___ SUPPLIED INFORMATION

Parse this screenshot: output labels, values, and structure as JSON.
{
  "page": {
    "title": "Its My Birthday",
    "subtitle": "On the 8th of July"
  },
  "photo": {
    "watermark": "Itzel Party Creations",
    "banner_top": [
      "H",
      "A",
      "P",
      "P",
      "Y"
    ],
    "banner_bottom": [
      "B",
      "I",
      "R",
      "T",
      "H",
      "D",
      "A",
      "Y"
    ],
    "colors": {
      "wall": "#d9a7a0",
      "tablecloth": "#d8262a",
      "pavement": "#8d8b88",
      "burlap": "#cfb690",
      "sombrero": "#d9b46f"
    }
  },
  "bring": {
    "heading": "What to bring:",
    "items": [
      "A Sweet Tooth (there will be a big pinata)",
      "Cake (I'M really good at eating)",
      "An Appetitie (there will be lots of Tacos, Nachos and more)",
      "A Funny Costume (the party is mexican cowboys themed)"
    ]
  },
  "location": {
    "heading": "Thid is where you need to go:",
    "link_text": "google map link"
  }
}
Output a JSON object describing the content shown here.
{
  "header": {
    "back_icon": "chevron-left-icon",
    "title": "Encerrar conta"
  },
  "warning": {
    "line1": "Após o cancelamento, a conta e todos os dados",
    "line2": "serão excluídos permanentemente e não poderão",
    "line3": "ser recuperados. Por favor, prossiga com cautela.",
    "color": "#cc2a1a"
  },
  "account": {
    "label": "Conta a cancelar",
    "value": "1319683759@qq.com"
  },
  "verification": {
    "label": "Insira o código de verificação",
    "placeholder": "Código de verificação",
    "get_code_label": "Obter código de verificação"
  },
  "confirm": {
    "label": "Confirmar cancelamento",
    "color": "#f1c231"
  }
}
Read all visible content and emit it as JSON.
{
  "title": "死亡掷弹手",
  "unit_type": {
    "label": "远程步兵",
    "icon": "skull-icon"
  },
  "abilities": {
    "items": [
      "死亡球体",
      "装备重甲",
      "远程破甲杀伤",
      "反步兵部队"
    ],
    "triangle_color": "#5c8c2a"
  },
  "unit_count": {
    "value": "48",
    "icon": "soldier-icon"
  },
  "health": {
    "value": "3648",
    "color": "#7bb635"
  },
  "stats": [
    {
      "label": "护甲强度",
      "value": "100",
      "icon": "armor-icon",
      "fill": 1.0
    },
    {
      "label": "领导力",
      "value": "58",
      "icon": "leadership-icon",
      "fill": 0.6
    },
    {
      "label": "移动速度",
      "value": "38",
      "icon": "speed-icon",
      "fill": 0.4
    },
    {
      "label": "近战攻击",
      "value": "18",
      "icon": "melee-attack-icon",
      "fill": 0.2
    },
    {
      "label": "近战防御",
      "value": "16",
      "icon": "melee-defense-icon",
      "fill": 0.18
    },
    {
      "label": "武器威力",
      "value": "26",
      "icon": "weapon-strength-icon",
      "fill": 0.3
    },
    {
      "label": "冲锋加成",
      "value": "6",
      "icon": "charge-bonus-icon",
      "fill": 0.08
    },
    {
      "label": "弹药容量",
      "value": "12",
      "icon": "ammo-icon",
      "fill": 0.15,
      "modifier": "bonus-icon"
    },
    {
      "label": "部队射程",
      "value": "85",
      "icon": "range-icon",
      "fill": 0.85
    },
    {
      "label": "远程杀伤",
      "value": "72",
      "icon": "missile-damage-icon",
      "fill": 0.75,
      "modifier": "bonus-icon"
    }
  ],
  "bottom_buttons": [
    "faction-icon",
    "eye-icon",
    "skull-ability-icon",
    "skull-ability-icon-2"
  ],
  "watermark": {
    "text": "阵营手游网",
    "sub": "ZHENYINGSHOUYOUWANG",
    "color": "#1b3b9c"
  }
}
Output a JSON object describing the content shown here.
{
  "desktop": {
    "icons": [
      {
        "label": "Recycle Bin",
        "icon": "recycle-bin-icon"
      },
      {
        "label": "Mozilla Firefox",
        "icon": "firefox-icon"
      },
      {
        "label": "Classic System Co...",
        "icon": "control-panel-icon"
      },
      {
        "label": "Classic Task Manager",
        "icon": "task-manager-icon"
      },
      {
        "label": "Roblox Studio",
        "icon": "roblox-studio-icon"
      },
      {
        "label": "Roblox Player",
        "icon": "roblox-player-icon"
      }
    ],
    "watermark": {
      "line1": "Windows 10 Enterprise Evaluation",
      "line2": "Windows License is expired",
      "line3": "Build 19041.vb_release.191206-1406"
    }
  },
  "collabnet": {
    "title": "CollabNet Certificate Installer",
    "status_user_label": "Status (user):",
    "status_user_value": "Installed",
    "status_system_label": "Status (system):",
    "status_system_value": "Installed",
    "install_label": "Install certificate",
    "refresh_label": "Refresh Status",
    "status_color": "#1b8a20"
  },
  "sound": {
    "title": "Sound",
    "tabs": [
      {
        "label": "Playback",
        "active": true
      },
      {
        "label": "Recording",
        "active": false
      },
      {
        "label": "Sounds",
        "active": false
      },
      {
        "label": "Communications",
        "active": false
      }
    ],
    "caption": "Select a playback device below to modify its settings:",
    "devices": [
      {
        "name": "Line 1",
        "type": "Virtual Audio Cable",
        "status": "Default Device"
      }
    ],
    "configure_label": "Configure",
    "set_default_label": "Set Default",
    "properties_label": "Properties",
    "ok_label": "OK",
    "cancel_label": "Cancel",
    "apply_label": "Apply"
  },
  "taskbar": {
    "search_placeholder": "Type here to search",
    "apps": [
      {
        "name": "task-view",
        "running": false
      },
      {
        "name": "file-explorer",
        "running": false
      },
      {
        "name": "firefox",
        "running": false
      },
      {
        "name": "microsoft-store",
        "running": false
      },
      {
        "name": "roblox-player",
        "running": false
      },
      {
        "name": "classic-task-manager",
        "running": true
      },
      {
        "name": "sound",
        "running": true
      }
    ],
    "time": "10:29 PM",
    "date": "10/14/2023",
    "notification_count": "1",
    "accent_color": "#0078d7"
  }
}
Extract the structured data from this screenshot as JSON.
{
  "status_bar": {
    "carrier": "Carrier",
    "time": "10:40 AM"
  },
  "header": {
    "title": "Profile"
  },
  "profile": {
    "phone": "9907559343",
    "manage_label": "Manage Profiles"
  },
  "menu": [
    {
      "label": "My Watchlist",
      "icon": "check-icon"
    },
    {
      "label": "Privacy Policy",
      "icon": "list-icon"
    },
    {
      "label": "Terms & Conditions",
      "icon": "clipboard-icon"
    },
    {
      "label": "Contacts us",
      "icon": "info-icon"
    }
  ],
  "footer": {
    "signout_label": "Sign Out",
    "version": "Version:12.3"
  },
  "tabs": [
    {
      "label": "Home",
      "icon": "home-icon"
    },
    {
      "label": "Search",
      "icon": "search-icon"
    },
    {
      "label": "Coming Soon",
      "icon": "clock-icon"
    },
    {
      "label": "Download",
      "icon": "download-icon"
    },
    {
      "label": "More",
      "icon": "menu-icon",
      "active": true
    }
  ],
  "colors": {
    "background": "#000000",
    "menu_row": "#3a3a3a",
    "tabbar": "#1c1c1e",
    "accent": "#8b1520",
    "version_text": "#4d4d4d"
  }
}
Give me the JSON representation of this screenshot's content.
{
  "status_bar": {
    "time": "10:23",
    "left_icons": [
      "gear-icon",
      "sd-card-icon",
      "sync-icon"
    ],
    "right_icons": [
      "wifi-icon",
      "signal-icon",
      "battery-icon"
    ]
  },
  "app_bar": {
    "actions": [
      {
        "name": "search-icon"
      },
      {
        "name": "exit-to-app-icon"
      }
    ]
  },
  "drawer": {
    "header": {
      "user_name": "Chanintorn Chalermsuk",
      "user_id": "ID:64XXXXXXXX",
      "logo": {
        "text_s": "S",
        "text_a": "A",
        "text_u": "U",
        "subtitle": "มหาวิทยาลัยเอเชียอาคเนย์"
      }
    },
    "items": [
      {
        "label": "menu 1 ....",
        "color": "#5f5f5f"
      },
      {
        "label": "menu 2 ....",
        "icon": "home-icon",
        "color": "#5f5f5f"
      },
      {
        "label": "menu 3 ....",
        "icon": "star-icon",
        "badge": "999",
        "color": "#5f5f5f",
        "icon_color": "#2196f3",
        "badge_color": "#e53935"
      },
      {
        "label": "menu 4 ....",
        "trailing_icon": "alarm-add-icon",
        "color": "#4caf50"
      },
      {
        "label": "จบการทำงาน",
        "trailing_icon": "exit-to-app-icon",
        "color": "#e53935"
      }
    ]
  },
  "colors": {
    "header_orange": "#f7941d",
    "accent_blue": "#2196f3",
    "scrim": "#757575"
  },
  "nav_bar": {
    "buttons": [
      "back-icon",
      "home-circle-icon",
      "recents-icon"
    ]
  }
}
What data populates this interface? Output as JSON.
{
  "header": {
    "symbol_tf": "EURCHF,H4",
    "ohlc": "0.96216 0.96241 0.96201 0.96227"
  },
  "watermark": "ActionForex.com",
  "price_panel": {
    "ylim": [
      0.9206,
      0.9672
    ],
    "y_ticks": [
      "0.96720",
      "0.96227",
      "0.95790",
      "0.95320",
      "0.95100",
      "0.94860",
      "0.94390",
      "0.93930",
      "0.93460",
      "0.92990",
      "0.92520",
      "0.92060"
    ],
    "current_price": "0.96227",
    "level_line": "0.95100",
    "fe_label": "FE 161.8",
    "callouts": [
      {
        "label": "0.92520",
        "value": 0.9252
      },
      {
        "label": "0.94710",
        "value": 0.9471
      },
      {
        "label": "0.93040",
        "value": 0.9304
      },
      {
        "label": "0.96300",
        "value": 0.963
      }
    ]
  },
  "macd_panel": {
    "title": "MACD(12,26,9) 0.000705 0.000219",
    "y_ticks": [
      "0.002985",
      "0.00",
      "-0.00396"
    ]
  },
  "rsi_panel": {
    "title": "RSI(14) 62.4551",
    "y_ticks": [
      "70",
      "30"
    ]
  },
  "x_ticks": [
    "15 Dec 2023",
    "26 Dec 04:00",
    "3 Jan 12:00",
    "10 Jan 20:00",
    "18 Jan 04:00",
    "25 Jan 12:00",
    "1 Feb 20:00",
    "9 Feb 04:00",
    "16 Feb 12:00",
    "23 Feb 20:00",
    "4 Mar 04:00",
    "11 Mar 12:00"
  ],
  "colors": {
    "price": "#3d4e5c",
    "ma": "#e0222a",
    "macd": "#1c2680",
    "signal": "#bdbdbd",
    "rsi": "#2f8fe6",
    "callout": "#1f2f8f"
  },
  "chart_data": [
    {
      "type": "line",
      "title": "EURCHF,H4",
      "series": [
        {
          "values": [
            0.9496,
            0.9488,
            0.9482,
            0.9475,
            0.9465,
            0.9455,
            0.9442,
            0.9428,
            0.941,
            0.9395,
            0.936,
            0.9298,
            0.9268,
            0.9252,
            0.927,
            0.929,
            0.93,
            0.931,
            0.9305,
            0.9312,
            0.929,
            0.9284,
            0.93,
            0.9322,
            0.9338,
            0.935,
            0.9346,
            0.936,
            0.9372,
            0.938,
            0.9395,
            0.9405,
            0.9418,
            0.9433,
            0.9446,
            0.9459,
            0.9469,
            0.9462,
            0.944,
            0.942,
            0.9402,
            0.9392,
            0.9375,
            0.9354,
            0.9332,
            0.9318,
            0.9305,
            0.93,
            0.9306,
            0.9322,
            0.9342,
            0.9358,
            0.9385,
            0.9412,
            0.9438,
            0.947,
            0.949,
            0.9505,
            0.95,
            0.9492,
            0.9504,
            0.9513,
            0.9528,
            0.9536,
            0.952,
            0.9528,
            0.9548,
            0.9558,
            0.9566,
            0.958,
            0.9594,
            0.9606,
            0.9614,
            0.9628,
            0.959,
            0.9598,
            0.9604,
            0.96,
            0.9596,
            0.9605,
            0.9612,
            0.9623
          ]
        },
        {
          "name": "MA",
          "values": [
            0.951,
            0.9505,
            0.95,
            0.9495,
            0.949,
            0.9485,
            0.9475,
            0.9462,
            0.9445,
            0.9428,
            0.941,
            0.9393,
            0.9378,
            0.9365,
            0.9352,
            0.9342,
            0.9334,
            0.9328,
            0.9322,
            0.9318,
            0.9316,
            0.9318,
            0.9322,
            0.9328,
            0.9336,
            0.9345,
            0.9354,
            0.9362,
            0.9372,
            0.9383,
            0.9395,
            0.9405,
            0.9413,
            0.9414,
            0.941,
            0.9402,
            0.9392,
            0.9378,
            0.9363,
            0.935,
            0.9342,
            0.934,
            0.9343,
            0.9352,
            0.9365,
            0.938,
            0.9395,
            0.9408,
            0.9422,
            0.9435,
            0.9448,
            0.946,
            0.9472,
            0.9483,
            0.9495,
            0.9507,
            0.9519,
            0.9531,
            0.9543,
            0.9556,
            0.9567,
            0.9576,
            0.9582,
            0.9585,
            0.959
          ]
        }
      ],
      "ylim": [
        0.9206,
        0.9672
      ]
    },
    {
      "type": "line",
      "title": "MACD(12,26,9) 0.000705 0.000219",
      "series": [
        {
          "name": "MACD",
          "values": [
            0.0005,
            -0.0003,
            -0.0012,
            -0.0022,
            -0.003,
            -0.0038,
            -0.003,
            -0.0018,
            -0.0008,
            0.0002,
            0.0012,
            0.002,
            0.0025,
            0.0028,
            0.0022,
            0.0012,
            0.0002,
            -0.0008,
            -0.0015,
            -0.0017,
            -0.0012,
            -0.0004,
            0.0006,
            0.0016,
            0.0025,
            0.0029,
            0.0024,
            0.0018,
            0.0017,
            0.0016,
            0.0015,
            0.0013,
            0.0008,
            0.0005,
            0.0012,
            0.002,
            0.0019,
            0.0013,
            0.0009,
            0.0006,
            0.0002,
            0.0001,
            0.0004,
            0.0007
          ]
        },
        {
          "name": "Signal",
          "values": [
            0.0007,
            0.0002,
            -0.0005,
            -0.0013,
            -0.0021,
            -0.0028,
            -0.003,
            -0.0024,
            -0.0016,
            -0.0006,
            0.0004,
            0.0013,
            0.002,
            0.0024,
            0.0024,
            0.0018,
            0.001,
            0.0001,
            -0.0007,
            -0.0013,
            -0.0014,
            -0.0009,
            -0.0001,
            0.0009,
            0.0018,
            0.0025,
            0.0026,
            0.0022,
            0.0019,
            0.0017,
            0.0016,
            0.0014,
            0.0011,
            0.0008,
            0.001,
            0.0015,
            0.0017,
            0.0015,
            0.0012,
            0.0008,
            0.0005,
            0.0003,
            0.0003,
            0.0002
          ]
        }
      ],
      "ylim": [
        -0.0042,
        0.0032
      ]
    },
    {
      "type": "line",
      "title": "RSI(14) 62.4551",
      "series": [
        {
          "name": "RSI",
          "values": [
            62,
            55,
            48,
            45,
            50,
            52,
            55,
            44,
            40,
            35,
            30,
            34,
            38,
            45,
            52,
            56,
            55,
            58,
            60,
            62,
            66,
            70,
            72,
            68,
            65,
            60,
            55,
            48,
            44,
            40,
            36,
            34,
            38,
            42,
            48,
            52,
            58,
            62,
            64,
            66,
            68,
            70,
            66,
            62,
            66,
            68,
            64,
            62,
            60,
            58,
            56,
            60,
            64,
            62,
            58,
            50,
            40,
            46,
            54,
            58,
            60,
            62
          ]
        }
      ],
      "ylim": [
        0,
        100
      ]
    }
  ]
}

______

* **DIRECTION**:
Copy each line of the records containing the string "What".

* **RESPONSE**:
    "heading": "What to bring:",
What data populates this interface? Output as JSON.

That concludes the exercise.